Input records start

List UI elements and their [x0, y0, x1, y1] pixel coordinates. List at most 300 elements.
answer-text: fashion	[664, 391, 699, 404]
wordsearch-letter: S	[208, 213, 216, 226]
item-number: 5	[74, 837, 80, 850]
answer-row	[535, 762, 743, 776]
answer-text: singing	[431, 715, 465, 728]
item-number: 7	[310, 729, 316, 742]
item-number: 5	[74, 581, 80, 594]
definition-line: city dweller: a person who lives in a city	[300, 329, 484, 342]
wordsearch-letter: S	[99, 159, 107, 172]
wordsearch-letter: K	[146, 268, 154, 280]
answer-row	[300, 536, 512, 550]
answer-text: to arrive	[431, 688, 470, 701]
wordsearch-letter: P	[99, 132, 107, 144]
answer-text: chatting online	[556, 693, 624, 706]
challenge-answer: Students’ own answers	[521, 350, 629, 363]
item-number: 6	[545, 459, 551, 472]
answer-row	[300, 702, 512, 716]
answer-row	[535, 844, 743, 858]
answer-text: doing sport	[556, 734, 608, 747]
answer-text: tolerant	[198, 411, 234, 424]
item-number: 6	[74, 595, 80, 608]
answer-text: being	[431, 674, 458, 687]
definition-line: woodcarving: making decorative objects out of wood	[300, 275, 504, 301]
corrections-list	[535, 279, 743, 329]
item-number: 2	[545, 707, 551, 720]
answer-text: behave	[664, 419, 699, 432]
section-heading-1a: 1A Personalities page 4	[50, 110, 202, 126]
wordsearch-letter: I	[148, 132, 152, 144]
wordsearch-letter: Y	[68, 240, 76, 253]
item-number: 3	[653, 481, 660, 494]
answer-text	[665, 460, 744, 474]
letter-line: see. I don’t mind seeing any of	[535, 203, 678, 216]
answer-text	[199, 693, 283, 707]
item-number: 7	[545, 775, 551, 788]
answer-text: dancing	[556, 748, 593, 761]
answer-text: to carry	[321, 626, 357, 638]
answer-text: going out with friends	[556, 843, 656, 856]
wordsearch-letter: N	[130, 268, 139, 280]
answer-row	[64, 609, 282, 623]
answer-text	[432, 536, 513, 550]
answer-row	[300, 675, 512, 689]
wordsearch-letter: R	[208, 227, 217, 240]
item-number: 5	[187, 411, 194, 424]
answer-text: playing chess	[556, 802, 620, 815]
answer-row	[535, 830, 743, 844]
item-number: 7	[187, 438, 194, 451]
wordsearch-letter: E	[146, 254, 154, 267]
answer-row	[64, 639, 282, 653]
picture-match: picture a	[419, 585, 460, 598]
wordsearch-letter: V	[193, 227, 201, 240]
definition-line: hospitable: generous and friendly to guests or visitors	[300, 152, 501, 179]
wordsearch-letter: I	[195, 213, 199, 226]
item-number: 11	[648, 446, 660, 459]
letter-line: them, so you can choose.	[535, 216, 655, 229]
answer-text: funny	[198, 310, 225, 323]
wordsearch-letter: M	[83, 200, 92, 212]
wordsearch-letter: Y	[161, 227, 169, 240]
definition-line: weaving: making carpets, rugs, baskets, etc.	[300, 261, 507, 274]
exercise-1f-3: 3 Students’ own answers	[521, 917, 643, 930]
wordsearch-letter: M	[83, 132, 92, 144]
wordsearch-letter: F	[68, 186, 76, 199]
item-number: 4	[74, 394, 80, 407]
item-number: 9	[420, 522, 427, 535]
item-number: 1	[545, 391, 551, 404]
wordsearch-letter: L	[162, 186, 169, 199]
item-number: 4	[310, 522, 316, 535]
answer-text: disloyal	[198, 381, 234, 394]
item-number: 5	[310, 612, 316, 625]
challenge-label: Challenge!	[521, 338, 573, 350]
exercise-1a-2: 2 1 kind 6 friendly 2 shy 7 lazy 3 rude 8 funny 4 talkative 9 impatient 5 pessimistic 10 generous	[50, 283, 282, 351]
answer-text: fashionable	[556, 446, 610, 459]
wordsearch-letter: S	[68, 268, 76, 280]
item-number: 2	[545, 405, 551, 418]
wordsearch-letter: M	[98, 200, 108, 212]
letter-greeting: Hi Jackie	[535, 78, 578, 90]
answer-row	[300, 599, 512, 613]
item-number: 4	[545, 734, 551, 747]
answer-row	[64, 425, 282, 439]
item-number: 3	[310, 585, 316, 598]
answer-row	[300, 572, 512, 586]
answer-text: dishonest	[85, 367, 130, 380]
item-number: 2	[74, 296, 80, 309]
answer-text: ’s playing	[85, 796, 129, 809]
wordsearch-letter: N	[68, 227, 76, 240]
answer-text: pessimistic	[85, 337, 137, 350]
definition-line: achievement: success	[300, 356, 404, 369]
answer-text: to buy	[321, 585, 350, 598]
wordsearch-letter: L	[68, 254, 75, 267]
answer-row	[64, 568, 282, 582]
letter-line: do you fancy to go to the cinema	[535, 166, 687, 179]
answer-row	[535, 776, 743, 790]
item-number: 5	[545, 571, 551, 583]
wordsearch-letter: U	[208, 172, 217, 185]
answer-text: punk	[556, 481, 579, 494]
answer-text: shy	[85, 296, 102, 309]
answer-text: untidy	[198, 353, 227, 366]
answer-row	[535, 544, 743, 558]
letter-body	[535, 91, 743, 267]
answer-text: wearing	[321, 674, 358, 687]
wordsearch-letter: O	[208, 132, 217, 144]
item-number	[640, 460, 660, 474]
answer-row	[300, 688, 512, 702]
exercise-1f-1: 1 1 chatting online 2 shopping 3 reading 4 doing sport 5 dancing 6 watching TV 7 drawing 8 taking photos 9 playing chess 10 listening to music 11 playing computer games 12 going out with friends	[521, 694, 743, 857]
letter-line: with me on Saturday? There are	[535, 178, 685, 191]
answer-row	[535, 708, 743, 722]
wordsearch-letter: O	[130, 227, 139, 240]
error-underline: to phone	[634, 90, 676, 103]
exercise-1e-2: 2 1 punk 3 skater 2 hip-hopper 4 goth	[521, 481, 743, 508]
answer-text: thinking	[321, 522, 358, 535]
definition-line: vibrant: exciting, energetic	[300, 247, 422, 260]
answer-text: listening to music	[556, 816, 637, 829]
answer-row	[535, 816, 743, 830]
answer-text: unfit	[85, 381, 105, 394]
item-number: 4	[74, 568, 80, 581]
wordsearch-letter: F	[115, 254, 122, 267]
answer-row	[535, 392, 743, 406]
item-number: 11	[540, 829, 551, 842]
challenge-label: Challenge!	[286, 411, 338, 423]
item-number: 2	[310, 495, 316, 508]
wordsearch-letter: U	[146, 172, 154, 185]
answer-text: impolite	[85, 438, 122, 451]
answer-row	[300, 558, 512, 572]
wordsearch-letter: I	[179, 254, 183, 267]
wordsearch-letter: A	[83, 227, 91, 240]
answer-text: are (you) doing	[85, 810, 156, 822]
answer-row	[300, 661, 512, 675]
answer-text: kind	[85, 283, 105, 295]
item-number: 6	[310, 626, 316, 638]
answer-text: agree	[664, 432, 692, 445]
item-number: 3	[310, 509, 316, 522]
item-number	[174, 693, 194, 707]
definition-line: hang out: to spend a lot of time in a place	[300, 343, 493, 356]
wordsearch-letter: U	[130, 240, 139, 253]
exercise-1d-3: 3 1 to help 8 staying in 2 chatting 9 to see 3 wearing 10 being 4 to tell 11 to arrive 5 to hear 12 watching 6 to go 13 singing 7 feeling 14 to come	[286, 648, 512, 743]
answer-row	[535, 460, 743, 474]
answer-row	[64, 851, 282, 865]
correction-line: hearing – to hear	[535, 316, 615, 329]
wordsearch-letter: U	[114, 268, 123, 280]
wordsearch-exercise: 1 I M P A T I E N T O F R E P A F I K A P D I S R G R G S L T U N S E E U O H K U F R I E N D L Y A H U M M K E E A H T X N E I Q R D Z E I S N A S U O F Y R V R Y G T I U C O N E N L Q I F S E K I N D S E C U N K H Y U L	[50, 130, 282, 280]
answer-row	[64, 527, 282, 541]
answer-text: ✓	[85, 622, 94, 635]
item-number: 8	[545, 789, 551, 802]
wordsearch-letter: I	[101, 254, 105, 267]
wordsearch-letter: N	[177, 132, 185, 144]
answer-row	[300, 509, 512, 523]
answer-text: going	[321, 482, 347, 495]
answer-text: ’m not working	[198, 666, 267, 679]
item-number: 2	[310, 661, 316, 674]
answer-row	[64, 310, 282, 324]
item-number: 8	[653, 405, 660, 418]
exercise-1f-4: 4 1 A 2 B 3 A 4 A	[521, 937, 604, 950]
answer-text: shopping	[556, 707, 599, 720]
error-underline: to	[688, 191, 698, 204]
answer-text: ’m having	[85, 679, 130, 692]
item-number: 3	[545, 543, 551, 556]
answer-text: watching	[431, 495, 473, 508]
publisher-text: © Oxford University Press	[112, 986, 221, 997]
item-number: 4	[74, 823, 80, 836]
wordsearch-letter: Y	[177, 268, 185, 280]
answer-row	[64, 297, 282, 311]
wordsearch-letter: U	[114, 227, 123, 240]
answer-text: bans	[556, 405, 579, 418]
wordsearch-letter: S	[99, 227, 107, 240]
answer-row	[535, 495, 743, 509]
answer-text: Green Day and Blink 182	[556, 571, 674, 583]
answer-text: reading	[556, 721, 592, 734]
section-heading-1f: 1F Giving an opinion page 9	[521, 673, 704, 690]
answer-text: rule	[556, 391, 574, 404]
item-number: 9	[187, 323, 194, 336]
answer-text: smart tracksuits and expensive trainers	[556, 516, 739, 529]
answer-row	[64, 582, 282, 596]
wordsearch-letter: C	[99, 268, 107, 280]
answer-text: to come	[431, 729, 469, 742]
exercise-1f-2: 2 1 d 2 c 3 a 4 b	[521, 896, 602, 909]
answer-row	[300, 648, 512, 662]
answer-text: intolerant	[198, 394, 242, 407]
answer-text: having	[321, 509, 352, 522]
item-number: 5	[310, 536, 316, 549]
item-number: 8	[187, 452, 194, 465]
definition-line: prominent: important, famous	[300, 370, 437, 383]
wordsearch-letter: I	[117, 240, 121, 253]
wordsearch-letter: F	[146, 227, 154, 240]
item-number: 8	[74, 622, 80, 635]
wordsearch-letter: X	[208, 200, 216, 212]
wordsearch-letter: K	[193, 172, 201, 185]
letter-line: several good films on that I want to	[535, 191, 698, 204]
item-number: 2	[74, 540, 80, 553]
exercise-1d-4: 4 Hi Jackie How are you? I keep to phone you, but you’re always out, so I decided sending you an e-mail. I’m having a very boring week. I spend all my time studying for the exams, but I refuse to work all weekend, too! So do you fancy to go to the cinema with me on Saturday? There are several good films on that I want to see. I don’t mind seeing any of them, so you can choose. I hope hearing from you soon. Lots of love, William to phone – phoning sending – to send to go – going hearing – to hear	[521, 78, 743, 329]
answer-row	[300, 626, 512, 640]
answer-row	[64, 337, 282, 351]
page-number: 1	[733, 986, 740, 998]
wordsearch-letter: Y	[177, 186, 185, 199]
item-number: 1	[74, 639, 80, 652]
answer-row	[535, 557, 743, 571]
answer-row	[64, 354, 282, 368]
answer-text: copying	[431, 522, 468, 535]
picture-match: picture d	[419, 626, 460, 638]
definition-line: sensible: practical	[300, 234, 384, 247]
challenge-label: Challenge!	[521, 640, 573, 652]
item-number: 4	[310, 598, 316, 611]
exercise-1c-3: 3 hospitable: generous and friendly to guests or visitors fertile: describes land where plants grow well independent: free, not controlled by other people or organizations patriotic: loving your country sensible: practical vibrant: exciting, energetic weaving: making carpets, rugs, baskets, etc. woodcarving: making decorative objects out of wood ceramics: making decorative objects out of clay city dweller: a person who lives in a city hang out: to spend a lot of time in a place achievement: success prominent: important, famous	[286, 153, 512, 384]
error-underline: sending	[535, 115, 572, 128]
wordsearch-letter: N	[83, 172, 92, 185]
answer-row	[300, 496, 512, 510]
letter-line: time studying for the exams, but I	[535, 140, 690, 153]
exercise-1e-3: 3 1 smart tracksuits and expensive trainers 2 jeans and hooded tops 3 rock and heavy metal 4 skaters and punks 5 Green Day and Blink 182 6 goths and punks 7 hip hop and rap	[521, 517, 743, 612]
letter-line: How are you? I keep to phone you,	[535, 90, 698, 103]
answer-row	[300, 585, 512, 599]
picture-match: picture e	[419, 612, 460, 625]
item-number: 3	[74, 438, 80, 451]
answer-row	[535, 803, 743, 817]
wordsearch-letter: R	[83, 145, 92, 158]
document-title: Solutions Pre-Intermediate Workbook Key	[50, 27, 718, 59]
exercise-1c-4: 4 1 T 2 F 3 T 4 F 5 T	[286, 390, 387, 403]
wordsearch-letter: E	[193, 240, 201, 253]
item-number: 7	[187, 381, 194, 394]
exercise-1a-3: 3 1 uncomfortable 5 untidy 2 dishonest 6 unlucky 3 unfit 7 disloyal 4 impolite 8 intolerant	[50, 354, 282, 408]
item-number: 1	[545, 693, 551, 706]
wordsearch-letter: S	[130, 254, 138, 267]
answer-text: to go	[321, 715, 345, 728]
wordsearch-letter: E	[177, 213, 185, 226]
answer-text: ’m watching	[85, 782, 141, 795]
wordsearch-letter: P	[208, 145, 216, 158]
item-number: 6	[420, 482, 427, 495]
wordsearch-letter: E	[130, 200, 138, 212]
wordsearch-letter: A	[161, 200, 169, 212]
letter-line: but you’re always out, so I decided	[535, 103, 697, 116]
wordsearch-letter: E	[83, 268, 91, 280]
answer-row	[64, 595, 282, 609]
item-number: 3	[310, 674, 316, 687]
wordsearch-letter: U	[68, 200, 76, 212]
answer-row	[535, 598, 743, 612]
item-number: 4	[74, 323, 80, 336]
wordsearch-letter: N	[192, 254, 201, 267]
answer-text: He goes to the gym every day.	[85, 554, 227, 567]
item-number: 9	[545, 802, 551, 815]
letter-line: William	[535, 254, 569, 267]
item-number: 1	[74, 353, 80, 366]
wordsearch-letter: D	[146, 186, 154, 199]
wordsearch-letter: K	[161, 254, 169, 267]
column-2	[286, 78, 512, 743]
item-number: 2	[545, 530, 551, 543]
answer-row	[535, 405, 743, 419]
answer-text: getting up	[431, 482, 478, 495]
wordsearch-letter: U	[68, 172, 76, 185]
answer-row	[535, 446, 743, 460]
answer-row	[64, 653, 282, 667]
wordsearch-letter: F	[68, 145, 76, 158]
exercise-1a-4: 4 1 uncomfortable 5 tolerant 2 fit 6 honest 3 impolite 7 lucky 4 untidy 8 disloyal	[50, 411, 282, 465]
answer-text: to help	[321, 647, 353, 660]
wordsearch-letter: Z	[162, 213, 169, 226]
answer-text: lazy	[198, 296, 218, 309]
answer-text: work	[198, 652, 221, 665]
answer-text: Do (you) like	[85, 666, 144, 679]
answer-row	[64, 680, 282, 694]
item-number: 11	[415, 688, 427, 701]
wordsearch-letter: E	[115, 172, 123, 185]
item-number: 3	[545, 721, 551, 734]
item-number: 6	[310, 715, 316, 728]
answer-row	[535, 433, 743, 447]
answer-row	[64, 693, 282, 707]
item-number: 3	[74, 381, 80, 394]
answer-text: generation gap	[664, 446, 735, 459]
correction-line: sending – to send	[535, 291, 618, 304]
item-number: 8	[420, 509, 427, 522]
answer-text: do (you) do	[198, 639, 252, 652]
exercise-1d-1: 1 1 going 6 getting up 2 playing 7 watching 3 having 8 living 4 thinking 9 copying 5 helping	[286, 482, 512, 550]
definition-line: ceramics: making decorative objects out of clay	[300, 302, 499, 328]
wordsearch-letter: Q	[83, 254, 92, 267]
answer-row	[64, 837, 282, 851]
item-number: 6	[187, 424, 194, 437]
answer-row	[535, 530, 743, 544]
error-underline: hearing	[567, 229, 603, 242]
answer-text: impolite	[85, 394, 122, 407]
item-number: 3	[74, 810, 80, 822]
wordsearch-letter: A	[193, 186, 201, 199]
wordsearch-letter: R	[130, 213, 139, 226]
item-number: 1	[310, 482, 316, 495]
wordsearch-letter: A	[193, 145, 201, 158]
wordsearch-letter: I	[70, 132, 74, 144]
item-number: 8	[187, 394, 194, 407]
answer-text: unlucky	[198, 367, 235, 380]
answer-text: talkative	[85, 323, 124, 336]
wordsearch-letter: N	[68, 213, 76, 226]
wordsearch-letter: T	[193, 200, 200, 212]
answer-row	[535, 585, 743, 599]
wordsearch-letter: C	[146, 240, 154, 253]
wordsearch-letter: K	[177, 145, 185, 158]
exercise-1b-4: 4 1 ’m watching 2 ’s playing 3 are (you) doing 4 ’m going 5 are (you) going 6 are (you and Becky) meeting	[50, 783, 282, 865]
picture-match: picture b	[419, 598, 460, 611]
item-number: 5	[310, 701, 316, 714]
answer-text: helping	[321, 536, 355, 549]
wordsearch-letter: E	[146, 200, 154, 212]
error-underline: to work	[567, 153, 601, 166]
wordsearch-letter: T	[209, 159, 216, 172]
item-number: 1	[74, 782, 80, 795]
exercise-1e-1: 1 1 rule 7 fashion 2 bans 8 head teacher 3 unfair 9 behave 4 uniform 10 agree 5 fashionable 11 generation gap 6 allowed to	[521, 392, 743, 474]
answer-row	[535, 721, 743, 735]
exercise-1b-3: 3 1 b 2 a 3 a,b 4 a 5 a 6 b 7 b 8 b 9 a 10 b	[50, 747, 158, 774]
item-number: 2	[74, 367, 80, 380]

Input records end

[Goal of the exercise]
Could you copy out the data, starting with its first line and going on through the line containing "707, 551, 720]", with both of those lines included?

[Expected answer]
List UI elements and their [x0, y0, x1, y1] pixel coordinates. List at most 300 elements.
answer-text: fashion	[664, 391, 699, 404]
wordsearch-letter: S	[208, 213, 216, 226]
item-number: 5	[74, 837, 80, 850]
answer-row	[535, 762, 743, 776]
answer-text: singing	[431, 715, 465, 728]
item-number: 7	[310, 729, 316, 742]
item-number: 5	[74, 581, 80, 594]
definition-line: city dweller: a person who lives in a city	[300, 329, 484, 342]
wordsearch-letter: S	[99, 159, 107, 172]
wordsearch-letter: K	[146, 268, 154, 280]
answer-row	[300, 536, 512, 550]
answer-text: to arrive	[431, 688, 470, 701]
wordsearch-letter: P	[99, 132, 107, 144]
answer-text: chatting online	[556, 693, 624, 706]
challenge-answer: Students’ own answers	[521, 350, 629, 363]
item-number: 6	[545, 459, 551, 472]
answer-row	[300, 702, 512, 716]
answer-row	[535, 844, 743, 858]
answer-text: doing sport	[556, 734, 608, 747]
answer-text: tolerant	[198, 411, 234, 424]
item-number: 6	[74, 595, 80, 608]
answer-text: being	[431, 674, 458, 687]
definition-line: woodcarving: making decorative objects out of wood	[300, 275, 504, 301]
corrections-list	[535, 279, 743, 329]
item-number: 2	[545, 707, 551, 720]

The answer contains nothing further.